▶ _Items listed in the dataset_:
________

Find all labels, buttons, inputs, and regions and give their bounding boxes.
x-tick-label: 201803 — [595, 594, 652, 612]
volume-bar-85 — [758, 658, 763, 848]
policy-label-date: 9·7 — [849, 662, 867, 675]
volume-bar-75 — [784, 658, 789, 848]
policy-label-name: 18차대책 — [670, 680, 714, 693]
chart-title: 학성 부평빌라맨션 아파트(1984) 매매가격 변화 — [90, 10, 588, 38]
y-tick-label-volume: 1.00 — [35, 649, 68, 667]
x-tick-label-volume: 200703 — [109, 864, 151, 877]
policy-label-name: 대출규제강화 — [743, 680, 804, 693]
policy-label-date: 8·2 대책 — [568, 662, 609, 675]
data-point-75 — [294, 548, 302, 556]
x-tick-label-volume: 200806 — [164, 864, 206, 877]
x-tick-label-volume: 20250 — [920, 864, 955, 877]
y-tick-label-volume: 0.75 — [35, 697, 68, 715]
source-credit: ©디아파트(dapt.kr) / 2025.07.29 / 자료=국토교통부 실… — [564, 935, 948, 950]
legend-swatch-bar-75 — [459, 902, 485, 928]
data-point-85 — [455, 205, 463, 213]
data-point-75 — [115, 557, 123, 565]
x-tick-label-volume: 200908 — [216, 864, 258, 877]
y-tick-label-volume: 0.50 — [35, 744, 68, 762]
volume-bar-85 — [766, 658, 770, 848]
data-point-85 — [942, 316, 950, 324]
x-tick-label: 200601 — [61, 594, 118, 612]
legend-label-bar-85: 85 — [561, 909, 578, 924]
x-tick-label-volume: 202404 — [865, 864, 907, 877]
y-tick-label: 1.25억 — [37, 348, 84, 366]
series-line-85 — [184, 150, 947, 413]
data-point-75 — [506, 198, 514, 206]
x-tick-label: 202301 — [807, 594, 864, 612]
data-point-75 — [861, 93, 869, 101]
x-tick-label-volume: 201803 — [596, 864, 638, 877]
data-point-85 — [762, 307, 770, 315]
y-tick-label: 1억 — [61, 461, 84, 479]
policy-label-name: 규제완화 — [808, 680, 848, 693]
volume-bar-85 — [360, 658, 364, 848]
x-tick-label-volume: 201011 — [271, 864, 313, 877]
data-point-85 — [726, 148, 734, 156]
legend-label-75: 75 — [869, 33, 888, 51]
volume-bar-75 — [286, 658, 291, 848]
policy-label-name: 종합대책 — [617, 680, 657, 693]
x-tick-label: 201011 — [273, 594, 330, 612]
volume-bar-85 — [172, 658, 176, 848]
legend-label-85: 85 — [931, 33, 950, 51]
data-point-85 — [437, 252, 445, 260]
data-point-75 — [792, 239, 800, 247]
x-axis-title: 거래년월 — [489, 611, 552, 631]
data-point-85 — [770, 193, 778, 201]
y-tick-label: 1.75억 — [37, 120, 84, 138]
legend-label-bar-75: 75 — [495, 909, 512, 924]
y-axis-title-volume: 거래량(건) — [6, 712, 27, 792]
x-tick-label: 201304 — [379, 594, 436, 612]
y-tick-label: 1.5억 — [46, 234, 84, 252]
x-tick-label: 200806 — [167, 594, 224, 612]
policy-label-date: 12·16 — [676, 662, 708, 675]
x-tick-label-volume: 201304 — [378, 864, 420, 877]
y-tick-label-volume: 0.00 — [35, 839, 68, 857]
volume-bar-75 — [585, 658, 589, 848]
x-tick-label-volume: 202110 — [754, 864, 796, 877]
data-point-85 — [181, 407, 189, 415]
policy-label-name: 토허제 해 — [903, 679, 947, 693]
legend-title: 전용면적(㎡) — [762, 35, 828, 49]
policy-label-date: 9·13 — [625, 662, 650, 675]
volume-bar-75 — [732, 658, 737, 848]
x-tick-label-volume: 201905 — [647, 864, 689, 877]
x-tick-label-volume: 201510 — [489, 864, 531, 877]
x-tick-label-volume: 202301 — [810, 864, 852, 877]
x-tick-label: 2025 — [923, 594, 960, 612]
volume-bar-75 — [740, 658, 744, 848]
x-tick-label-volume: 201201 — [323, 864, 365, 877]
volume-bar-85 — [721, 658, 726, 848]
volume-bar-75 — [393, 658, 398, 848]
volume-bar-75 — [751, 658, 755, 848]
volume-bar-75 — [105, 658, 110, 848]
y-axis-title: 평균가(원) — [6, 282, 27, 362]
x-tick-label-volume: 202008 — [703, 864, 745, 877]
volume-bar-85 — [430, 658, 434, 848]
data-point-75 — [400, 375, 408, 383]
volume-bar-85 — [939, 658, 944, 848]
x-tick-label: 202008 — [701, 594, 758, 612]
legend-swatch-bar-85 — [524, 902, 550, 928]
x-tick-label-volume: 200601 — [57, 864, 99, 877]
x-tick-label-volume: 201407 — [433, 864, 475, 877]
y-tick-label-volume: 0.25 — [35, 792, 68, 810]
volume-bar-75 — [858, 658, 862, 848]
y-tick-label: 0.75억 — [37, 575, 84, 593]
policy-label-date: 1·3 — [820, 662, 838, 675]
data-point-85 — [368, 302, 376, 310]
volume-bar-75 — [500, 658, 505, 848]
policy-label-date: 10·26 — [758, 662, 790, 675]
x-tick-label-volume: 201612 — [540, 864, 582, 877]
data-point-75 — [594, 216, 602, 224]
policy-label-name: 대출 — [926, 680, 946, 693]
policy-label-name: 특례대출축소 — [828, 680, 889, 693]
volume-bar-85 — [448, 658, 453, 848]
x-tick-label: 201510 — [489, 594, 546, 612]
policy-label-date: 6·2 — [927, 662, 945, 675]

________

▶ _To be done_: Quote every line of the material above verbatim, keeping each one unchanged.

▶ _Complete response_:
Find all labels, buttons, inputs, and regions and give their bounding boxes.
x-tick-label: 201803 — [595, 594, 652, 612]
volume-bar-85 — [758, 658, 763, 848]
policy-label-date: 9·7 — [849, 662, 867, 675]
volume-bar-75 — [784, 658, 789, 848]
policy-label-name: 18차대책 — [670, 680, 714, 693]
chart-title: 학성 부평빌라맨션 아파트(1984) 매매가격 변화 — [90, 10, 588, 38]
y-tick-label-volume: 1.00 — [35, 649, 68, 667]
x-tick-label-volume: 200703 — [109, 864, 151, 877]
policy-label-name: 대출규제강화 — [743, 680, 804, 693]
policy-label-date: 8·2 대책 — [568, 662, 609, 675]
data-point-75 — [294, 548, 302, 556]
x-tick-label-volume: 200806 — [164, 864, 206, 877]
x-tick-label-volume: 20250 — [920, 864, 955, 877]
y-tick-label-volume: 0.75 — [35, 697, 68, 715]
source-credit: ©디아파트(dapt.kr) / 2025.07.29 / 자료=국토교통부 실… — [564, 935, 948, 950]
legend-swatch-bar-75 — [459, 902, 485, 928]
data-point-85 — [455, 205, 463, 213]
data-point-75 — [115, 557, 123, 565]
x-tick-label-volume: 200908 — [216, 864, 258, 877]
y-tick-label-volume: 0.50 — [35, 744, 68, 762]
volume-bar-85 — [766, 658, 770, 848]
data-point-85 — [942, 316, 950, 324]
x-tick-label: 200601 — [61, 594, 118, 612]
legend-label-bar-85: 85 — [561, 909, 578, 924]
x-tick-label-volume: 202404 — [865, 864, 907, 877]
y-tick-label: 1.25억 — [37, 348, 84, 366]
series-line-85 — [184, 150, 947, 413]
data-point-75 — [506, 198, 514, 206]
x-tick-label: 202301 — [807, 594, 864, 612]
data-point-75 — [861, 93, 869, 101]
x-tick-label-volume: 201803 — [596, 864, 638, 877]
data-point-85 — [762, 307, 770, 315]
y-tick-label: 1억 — [61, 461, 84, 479]
policy-label-name: 규제완화 — [808, 680, 848, 693]
volume-bar-85 — [360, 658, 364, 848]
x-tick-label-volume: 201011 — [271, 864, 313, 877]
data-point-85 — [726, 148, 734, 156]
legend-label-75: 75 — [869, 33, 888, 51]
volume-bar-75 — [286, 658, 291, 848]
policy-label-name: 종합대책 — [617, 680, 657, 693]
x-tick-label: 201011 — [273, 594, 330, 612]
volume-bar-85 — [172, 658, 176, 848]
legend-label-85: 85 — [931, 33, 950, 51]
data-point-85 — [437, 252, 445, 260]
data-point-75 — [792, 239, 800, 247]
x-axis-title: 거래년월 — [489, 611, 552, 631]
data-point-85 — [770, 193, 778, 201]
y-tick-label: 1.75억 — [37, 120, 84, 138]
legend-label-bar-75: 75 — [495, 909, 512, 924]
y-axis-title-volume: 거래량(건) — [6, 712, 27, 792]
x-tick-label: 201304 — [379, 594, 436, 612]
y-tick-label: 1.5억 — [46, 234, 84, 252]
x-tick-label: 200806 — [167, 594, 224, 612]
policy-label-date: 12·16 — [676, 662, 708, 675]
x-tick-label-volume: 201304 — [378, 864, 420, 877]
y-tick-label-volume: 0.00 — [35, 839, 68, 857]
volume-bar-75 — [585, 658, 589, 848]
x-tick-label-volume: 202110 — [754, 864, 796, 877]
data-point-85 — [181, 407, 189, 415]
policy-label-name: 토허제 해 — [903, 679, 947, 693]
legend-title: 전용면적(㎡) — [762, 35, 828, 49]
policy-label-date: 9·13 — [625, 662, 650, 675]
volume-bar-75 — [732, 658, 737, 848]
x-tick-label-volume: 201905 — [647, 864, 689, 877]
x-tick-label-volume: 201510 — [489, 864, 531, 877]
x-tick-label-volume: 202301 — [810, 864, 852, 877]
x-tick-label: 2025 — [923, 594, 960, 612]
volume-bar-75 — [740, 658, 744, 848]
x-tick-label-volume: 201201 — [323, 864, 365, 877]
volume-bar-85 — [721, 658, 726, 848]
volume-bar-75 — [393, 658, 398, 848]
volume-bar-75 — [751, 658, 755, 848]
volume-bar-75 — [105, 658, 110, 848]
y-axis-title: 평균가(원) — [6, 282, 27, 362]
x-tick-label-volume: 202008 — [703, 864, 745, 877]
volume-bar-85 — [430, 658, 434, 848]
data-point-75 — [400, 375, 408, 383]
volume-bar-85 — [939, 658, 944, 848]
x-tick-label: 202008 — [701, 594, 758, 612]
legend-swatch-bar-85 — [524, 902, 550, 928]
x-tick-label-volume: 200601 — [57, 864, 99, 877]
x-tick-label-volume: 201407 — [433, 864, 475, 877]
y-tick-label-volume: 0.25 — [35, 792, 68, 810]
volume-bar-75 — [858, 658, 862, 848]
y-tick-label: 0.75억 — [37, 575, 84, 593]
policy-label-date: 1·3 — [820, 662, 838, 675]
data-point-85 — [368, 302, 376, 310]
volume-bar-75 — [500, 658, 505, 848]
policy-label-date: 10·26 — [758, 662, 790, 675]
x-tick-label-volume: 201612 — [540, 864, 582, 877]
data-point-75 — [594, 216, 602, 224]
policy-label-name: 대출 — [926, 680, 946, 693]
policy-label-name: 특례대출축소 — [828, 680, 889, 693]
volume-bar-85 — [448, 658, 453, 848]
x-tick-label: 201510 — [489, 594, 546, 612]
policy-label-date: 6·2 — [927, 662, 945, 675]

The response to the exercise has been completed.